§ Problem to solve
Transcribe everything in the data word for word. Pictures are left out.

# START OF Stored rows

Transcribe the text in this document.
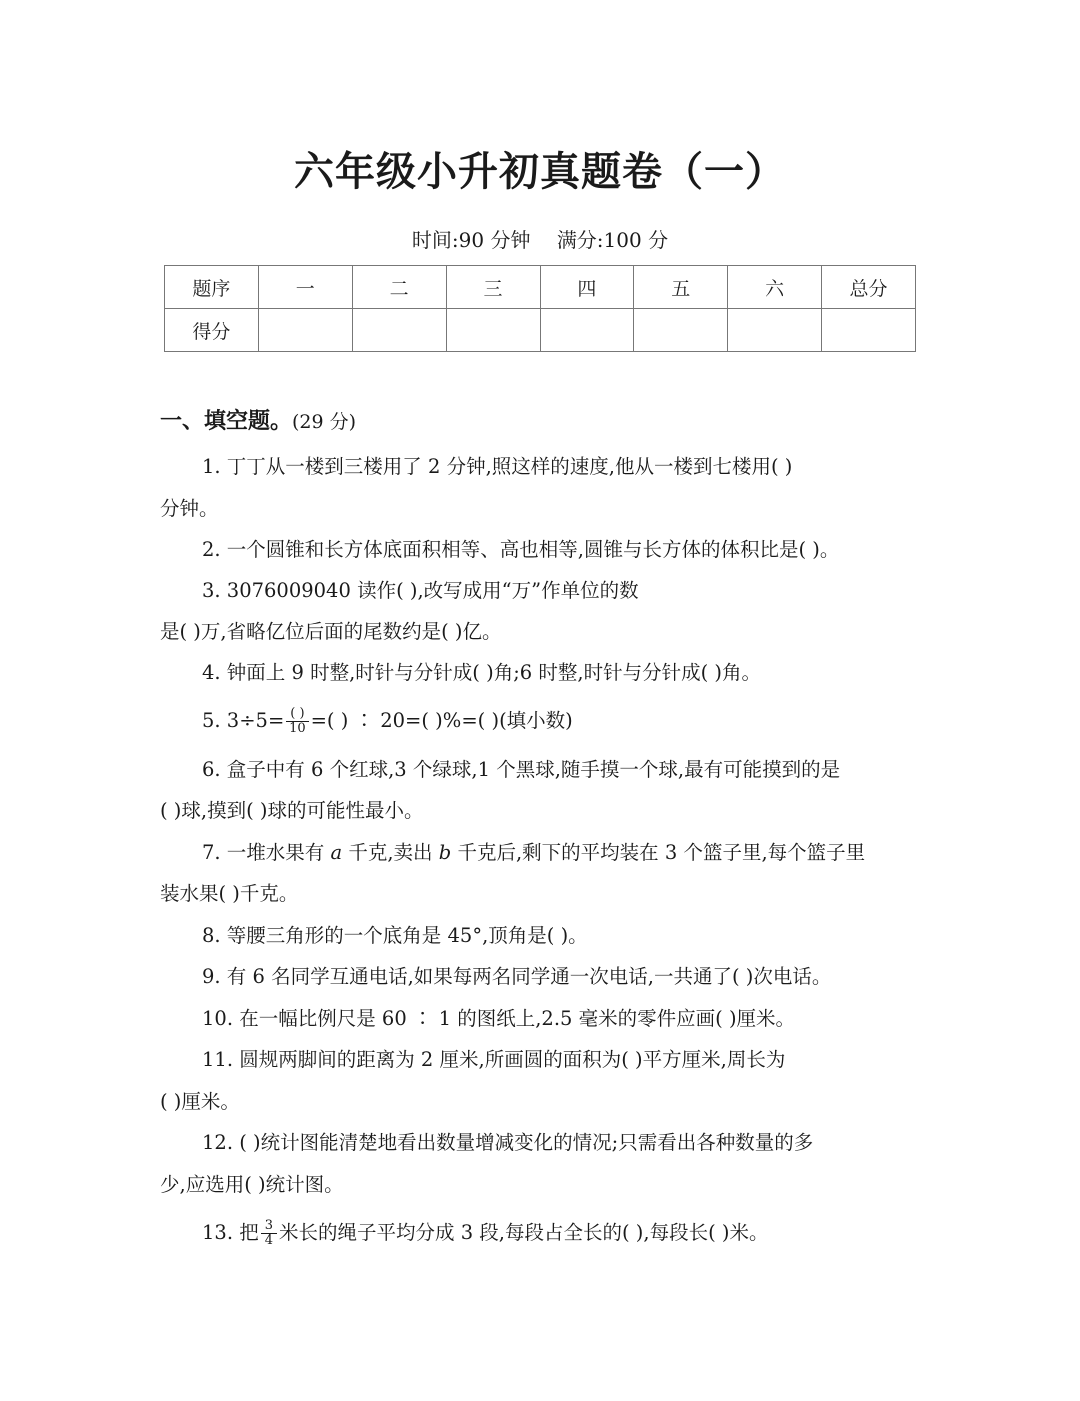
六年级小升初真题卷（一）
时间:90 分钟 满分:100 分
题序	一	二	三	四	五	六	总分
得分							
一、填空题。(29 分)
1. 丁丁从一楼到三楼用了 2 分钟,照这样的速度,他从一楼到七楼用( )
分钟。
2. 一个圆锥和长方体底面积相等、高也相等,圆锥与长方体的体积比是( )。
3. 3076009040 读作( ),改写成用“万”作单位的数
是( )万,省略亿位后面的尾数约是( )亿。
4. 钟面上 9 时整,时针与分针成( )角;6 时整,时针与分针成( )角。
5. $3\div 5= \frac{( )}{10}$ =( ) ∶ 20=( )%=( )(填小数)
6. 盒子中有 6 个红球,3 个绿球,1 个黑球,随手摸一个球,最有可能摸到的是
( )球,摸到( )球的可能性最小。
7. 一堆水果有 a 千克,卖出 b 千克后,剩下的平均装在 3 个篮子里,每个篮子里
装水果( )千克。
8. 等腰三角形的一个底角是 45°,顶角是( )。
9. 有 6 名同学互通电话,如果每两名同学通一次电话,一共通了( )次电话。
10. 在一幅比例尺是 60 ∶ 1 的图纸上,2.5 毫米的零件应画( )厘米。
11. 圆规两脚间的距离为 2 厘米,所画圆的面积为( )平方厘米,周长为
( )厘米。
12. ( )统计图能清楚地看出数量增减变化的情况;只需看出各种数量的多
少,应选用( )统计图。
13. 把 $\frac{3}{4}$ 米长的绳子平均分成 3 段,每段占全长的( ),每段长( )米。
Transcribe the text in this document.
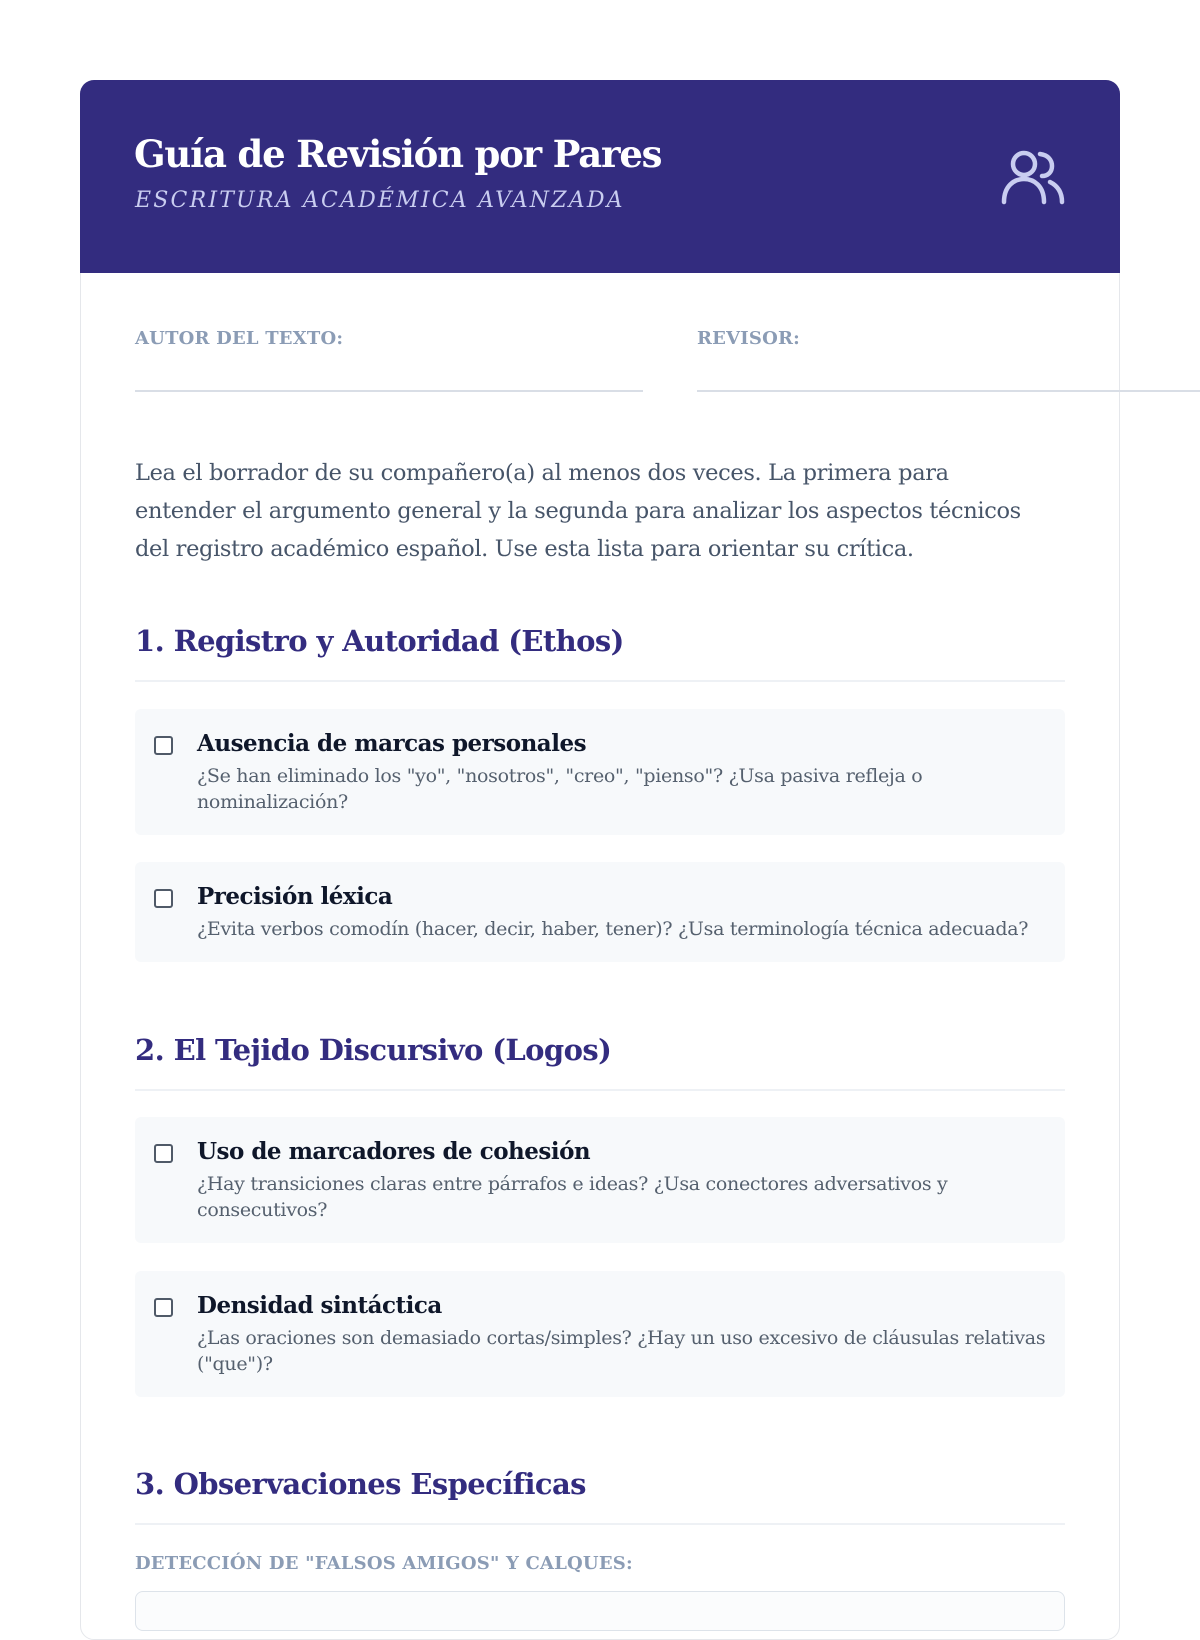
Guía de Revisión por Pares
ESCRITURA ACADÉMICA AVANZADA
AUTOR DEL TEXTO:	REVISOR:

Lea el borrador de su compañero(a) al menos dos veces. La primera para entender el argumento general y la segunda para analizar los aspectos técnicos del registro académico español. Use esta lista para orientar su crítica.

1. Registro y Autoridad (Ethos)
Ausencia de marcas personales

¿Se han eliminado los "yo", "nosotros", "creo", "pienso"? ¿Usa pasiva refleja o nominalización?

Precisión léxica

¿Evita verbos comodín (hacer, decir, haber, tener)? ¿Usa terminología técnica adecuada?

2. El Tejido Discursivo (Logos)
Uso de marcadores de cohesión

¿Hay transiciones claras entre párrafos e ideas? ¿Usa conectores adversativos y consecutivos?

Densidad sintáctica

¿Las oraciones son demasiado cortas/simples? ¿Hay un uso excesivo de cláusulas relativas ("que")?

3. Observaciones Específicas
DETECCIÓN DE "FALSOS AMIGOS" Y CALQUES:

# END OF Stored rows

§ Answer to this exercise
Transcribe the text in this document.
六年级小升初真题卷（一）
时间:90 分钟 满分:100 分
题序	一	二	三	四	五	六	总分
得分							
一、填空题。(29 分)
1. 丁丁从一楼到三楼用了 2 分钟,照这样的速度,他从一楼到七楼用( )
分钟。
2. 一个圆锥和长方体底面积相等、高也相等,圆锥与长方体的体积比是( )。
3. 3076009040 读作( ),改写成用“万”作单位的数
是( )万,省略亿位后面的尾数约是( )亿。
4. 钟面上 9 时整,时针与分针成( )角;6 时整,时针与分针成( )角。
5. $3\div 5= \frac{( )}{10}$ =( ) ∶ 20=( )%=( )(填小数)
6. 盒子中有 6 个红球,3 个绿球,1 个黑球,随手摸一个球,最有可能摸到的是
( )球,摸到( )球的可能性最小。
7. 一堆水果有 a 千克,卖出 b 千克后,剩下的平均装在 3 个篮子里,每个篮子里
装水果( )千克。
8. 等腰三角形的一个底角是 45°,顶角是( )。
9. 有 6 名同学互通电话,如果每两名同学通一次电话,一共通了( )次电话。
10. 在一幅比例尺是 60 ∶ 1 的图纸上,2.5 毫米的零件应画( )厘米。
11. 圆规两脚间的距离为 2 厘米,所画圆的面积为( )平方厘米,周长为
( )厘米。
12. ( )统计图能清楚地看出数量增减变化的情况;只需看出各种数量的多
少,应选用( )统计图。
13. 把 $\frac{3}{4}$ 米长的绳子平均分成 3 段,每段占全长的( ),每段长( )米。
Transcribe the text in this document.
Guía de Revisión por Pares
ESCRITURA ACADÉMICA AVANZADA
AUTOR DEL TEXTO:	REVISOR:

Lea el borrador de su compañero(a) al menos dos veces. La primera para entender el argumento general y la segunda para analizar los aspectos técnicos del registro académico español. Use esta lista para orientar su crítica.

1. Registro y Autoridad (Ethos)
Ausencia de marcas personales

¿Se han eliminado los "yo", "nosotros", "creo", "pienso"? ¿Usa pasiva refleja o nominalización?

Precisión léxica

¿Evita verbos comodín (hacer, decir, haber, tener)? ¿Usa terminología técnica adecuada?

2. El Tejido Discursivo (Logos)
Uso de marcadores de cohesión

¿Hay transiciones claras entre párrafos e ideas? ¿Usa conectores adversativos y consecutivos?

Densidad sintáctica

¿Las oraciones son demasiado cortas/simples? ¿Hay un uso excesivo de cláusulas relativas ("que")?

3. Observaciones Específicas
DETECCIÓN DE "FALSOS AMIGOS" Y CALQUES:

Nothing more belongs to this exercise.